▸ **EXERCISE**
Output the records. Match them exactly.

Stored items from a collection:
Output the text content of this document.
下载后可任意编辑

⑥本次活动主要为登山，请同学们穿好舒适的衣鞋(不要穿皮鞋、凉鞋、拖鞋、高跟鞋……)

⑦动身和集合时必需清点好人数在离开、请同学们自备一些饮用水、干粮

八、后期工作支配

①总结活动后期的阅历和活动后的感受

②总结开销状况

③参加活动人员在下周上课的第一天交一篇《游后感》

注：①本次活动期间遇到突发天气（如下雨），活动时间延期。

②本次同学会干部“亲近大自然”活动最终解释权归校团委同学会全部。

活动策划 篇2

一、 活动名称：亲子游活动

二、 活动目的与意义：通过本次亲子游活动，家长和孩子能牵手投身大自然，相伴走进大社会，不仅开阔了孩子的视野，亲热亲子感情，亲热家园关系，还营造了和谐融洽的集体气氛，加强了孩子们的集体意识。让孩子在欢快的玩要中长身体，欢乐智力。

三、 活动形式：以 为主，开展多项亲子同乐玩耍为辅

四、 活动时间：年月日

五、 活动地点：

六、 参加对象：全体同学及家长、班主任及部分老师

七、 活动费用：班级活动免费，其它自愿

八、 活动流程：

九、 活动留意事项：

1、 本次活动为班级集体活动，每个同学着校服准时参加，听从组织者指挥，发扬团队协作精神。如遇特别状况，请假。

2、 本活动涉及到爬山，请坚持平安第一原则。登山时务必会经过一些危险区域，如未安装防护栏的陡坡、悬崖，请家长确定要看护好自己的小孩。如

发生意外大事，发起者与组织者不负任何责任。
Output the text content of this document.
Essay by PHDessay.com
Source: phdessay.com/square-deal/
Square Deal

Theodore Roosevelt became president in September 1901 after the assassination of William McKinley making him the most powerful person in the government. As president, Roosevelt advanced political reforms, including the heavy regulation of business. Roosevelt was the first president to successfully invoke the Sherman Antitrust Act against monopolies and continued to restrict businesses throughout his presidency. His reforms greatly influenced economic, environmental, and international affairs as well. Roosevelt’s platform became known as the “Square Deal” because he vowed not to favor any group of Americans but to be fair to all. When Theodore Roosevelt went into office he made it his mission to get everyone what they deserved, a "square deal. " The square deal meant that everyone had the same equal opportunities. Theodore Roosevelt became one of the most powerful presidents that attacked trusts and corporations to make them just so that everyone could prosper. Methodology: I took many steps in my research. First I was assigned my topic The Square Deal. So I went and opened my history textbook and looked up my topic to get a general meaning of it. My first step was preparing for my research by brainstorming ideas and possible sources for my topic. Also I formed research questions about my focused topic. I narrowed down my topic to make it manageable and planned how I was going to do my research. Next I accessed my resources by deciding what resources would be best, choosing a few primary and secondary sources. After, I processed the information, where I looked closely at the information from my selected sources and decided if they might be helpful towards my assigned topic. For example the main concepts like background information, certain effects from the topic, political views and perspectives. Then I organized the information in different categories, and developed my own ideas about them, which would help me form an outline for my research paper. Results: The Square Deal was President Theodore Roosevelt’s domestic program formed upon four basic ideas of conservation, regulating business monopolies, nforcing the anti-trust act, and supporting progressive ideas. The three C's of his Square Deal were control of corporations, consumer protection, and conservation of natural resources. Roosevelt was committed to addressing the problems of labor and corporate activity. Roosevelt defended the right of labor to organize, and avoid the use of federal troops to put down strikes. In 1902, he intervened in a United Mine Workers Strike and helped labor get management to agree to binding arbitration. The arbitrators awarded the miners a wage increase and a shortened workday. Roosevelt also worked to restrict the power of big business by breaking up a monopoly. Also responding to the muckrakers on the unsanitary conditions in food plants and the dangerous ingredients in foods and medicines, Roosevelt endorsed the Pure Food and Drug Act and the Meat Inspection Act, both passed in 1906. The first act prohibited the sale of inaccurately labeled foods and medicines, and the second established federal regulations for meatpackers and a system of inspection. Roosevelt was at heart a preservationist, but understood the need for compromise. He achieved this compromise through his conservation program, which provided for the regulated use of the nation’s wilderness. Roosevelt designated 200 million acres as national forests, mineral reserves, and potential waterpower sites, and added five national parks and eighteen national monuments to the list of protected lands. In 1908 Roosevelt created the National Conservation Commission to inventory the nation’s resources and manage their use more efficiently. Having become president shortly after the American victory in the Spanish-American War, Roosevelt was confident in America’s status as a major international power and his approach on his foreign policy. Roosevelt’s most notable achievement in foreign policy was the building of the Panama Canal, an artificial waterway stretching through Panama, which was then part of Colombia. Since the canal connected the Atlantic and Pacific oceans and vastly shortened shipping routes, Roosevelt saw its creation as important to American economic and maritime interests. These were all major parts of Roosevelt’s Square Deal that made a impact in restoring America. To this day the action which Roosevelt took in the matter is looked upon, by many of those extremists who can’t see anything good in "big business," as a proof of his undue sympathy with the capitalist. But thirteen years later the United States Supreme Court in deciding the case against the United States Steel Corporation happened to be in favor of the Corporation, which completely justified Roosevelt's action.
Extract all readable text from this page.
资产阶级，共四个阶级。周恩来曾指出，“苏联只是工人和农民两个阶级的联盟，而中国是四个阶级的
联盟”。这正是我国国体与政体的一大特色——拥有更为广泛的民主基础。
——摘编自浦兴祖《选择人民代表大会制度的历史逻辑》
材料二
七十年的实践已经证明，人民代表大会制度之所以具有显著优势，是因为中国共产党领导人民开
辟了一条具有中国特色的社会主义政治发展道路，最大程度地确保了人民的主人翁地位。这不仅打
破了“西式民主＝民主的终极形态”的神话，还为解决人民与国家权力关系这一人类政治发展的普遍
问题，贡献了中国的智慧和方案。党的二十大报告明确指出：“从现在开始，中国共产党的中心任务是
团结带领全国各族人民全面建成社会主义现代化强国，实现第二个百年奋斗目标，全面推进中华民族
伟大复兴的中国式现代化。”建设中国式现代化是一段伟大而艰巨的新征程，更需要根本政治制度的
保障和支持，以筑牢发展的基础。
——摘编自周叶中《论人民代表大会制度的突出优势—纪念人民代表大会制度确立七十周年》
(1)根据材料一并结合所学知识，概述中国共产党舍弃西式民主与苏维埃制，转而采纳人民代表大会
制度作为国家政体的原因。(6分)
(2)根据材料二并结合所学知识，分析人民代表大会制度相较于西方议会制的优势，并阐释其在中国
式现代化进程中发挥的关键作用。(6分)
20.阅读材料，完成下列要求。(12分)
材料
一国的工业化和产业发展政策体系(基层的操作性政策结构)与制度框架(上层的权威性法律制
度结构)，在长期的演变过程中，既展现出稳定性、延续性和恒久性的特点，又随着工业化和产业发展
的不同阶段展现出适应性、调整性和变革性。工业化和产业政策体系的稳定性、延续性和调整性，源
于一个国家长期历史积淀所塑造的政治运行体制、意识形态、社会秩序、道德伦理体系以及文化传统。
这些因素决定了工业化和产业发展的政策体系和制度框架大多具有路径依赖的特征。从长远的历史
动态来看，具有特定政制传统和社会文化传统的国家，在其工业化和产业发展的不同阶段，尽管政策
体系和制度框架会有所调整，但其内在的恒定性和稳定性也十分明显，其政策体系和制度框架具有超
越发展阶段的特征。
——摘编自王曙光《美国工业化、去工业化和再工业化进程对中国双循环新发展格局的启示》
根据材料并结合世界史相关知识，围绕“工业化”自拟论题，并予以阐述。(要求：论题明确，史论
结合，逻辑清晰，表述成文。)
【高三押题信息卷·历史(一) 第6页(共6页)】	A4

▸ **TASK OUTPUT**
Output the text content of this document.
下载后可任意编辑

⑥本次活动主要为登山，请同学们穿好舒适的衣鞋(不要穿皮鞋、凉鞋、拖鞋、高跟鞋……)

⑦动身和集合时必需清点好人数在离开、请同学们自备一些饮用水、干粮

八、后期工作支配

①总结活动后期的阅历和活动后的感受

②总结开销状况

③参加活动人员在下周上课的第一天交一篇《游后感》

注：①本次活动期间遇到突发天气（如下雨），活动时间延期。

②本次同学会干部“亲近大自然”活动最终解释权归校团委同学会全部。

活动策划 篇2

一、 活动名称：亲子游活动

二、 活动目的与意义：通过本次亲子游活动，家长和孩子能牵手投身大自然，相伴走进大社会，不仅开阔了孩子的视野，亲热亲子感情，亲热家园关系，还营造了和谐融洽的集体气氛，加强了孩子们的集体意识。让孩子在欢快的玩要中长身体，欢乐智力。

三、 活动形式：以 为主，开展多项亲子同乐玩耍为辅

四、 活动时间：年月日

五、 活动地点：

六、 参加对象：全体同学及家长、班主任及部分老师

七、 活动费用：班级活动免费，其它自愿

八、 活动流程：

九、 活动留意事项：

1、 本次活动为班级集体活动，每个同学着校服准时参加，听从组织者指挥，发扬团队协作精神。如遇特别状况，请假。

2、 本活动涉及到爬山，请坚持平安第一原则。登山时务必会经过一些危险区域，如未安装防护栏的陡坡、悬崖，请家长确定要看护好自己的小孩。如

发生意外大事，发起者与组织者不负任何责任。
Output the text content of this document.
Essay by PHDessay.com
Source: phdessay.com/square-deal/
Square Deal

Theodore Roosevelt became president in September 1901 after the assassination of William McKinley making him the most powerful person in the government. As president, Roosevelt advanced political reforms, including the heavy regulation of business. Roosevelt was the first president to successfully invoke the Sherman Antitrust Act against monopolies and continued to restrict businesses throughout his presidency. His reforms greatly influenced economic, environmental, and international affairs as well. Roosevelt’s platform became known as the “Square Deal” because he vowed not to favor any group of Americans but to be fair to all. When Theodore Roosevelt went into office he made it his mission to get everyone what they deserved, a "square deal. " The square deal meant that everyone had the same equal opportunities. Theodore Roosevelt became one of the most powerful presidents that attacked trusts and corporations to make them just so that everyone could prosper. Methodology: I took many steps in my research. First I was assigned my topic The Square Deal. So I went and opened my history textbook and looked up my topic to get a general meaning of it. My first step was preparing for my research by brainstorming ideas and possible sources for my topic. Also I formed research questions about my focused topic. I narrowed down my topic to make it manageable and planned how I was going to do my research. Next I accessed my resources by deciding what resources would be best, choosing a few primary and secondary sources. After, I processed the information, where I looked closely at the information from my selected sources and decided if they might be helpful towards my assigned topic. For example the main concepts like background information, certain effects from the topic, political views and perspectives. Then I organized the information in different categories, and developed my own ideas about them, which would help me form an outline for my research paper. Results: The Square Deal was President Theodore Roosevelt’s domestic program formed upon four basic ideas of conservation, regulating business monopolies, nforcing the anti-trust act, and supporting progressive ideas. The three C's of his Square Deal were control of corporations, consumer protection, and conservation of natural resources. Roosevelt was committed to addressing the problems of labor and corporate activity. Roosevelt defended the right of labor to organize, and avoid the use of federal troops to put down strikes. In 1902, he intervened in a United Mine Workers Strike and helped labor get management to agree to binding arbitration. The arbitrators awarded the miners a wage increase and a shortened workday. Roosevelt also worked to restrict the power of big business by breaking up a monopoly. Also responding to the muckrakers on the unsanitary conditions in food plants and the dangerous ingredients in foods and medicines, Roosevelt endorsed the Pure Food and Drug Act and the Meat Inspection Act, both passed in 1906. The first act prohibited the sale of inaccurately labeled foods and medicines, and the second established federal regulations for meatpackers and a system of inspection. Roosevelt was at heart a preservationist, but understood the need for compromise. He achieved this compromise through his conservation program, which provided for the regulated use of the nation’s wilderness. Roosevelt designated 200 million acres as national forests, mineral reserves, and potential waterpower sites, and added five national parks and eighteen national monuments to the list of protected lands. In 1908 Roosevelt created the National Conservation Commission to inventory the nation’s resources and manage their use more efficiently. Having become president shortly after the American victory in the Spanish-American War, Roosevelt was confident in America’s status as a major international power and his approach on his foreign policy. Roosevelt’s most notable achievement in foreign policy was the building of the Panama Canal, an artificial waterway stretching through Panama, which was then part of Colombia. Since the canal connected the Atlantic and Pacific oceans and vastly shortened shipping routes, Roosevelt saw its creation as important to American economic and maritime interests. These were all major parts of Roosevelt’s Square Deal that made a impact in restoring America. To this day the action which Roosevelt took in the matter is looked upon, by many of those extremists who can’t see anything good in "big business," as a proof of his undue sympathy with the capitalist. But thirteen years later the United States Supreme Court in deciding the case against the United States Steel Corporation happened to be in favor of the Corporation, which completely justified Roosevelt's action.
Extract all readable text from this page.
资产阶级，共四个阶级。周恩来曾指出，“苏联只是工人和农民两个阶级的联盟，而中国是四个阶级的
联盟”。这正是我国国体与政体的一大特色——拥有更为广泛的民主基础。
——摘编自浦兴祖《选择人民代表大会制度的历史逻辑》
材料二
七十年的实践已经证明，人民代表大会制度之所以具有显著优势，是因为中国共产党领导人民开
辟了一条具有中国特色的社会主义政治发展道路，最大程度地确保了人民的主人翁地位。这不仅打
破了“西式民主＝民主的终极形态”的神话，还为解决人民与国家权力关系这一人类政治发展的普遍
问题，贡献了中国的智慧和方案。党的二十大报告明确指出：“从现在开始，中国共产党的中心任务是
团结带领全国各族人民全面建成社会主义现代化强国，实现第二个百年奋斗目标，全面推进中华民族
伟大复兴的中国式现代化。”建设中国式现代化是一段伟大而艰巨的新征程，更需要根本政治制度的
保障和支持，以筑牢发展的基础。
——摘编自周叶中《论人民代表大会制度的突出优势—纪念人民代表大会制度确立七十周年》
(1)根据材料一并结合所学知识，概述中国共产党舍弃西式民主与苏维埃制，转而采纳人民代表大会
制度作为国家政体的原因。(6分)
(2)根据材料二并结合所学知识，分析人民代表大会制度相较于西方议会制的优势，并阐释其在中国
式现代化进程中发挥的关键作用。(6分)
20.阅读材料，完成下列要求。(12分)
材料
一国的工业化和产业发展政策体系(基层的操作性政策结构)与制度框架(上层的权威性法律制
度结构)，在长期的演变过程中，既展现出稳定性、延续性和恒久性的特点，又随着工业化和产业发展
的不同阶段展现出适应性、调整性和变革性。工业化和产业政策体系的稳定性、延续性和调整性，源
于一个国家长期历史积淀所塑造的政治运行体制、意识形态、社会秩序、道德伦理体系以及文化传统。
这些因素决定了工业化和产业发展的政策体系和制度框架大多具有路径依赖的特征。从长远的历史
动态来看，具有特定政制传统和社会文化传统的国家，在其工业化和产业发展的不同阶段，尽管政策
体系和制度框架会有所调整，但其内在的恒定性和稳定性也十分明显，其政策体系和制度框架具有超
越发展阶段的特征。
——摘编自王曙光《美国工业化、去工业化和再工业化进程对中国双循环新发展格局的启示》
根据材料并结合世界史相关知识，围绕“工业化”自拟论题，并予以阐述。(要求：论题明确，史论
结合，逻辑清晰，表述成文。)
【高三押题信息卷·历史(一) 第6页(共6页)】	A4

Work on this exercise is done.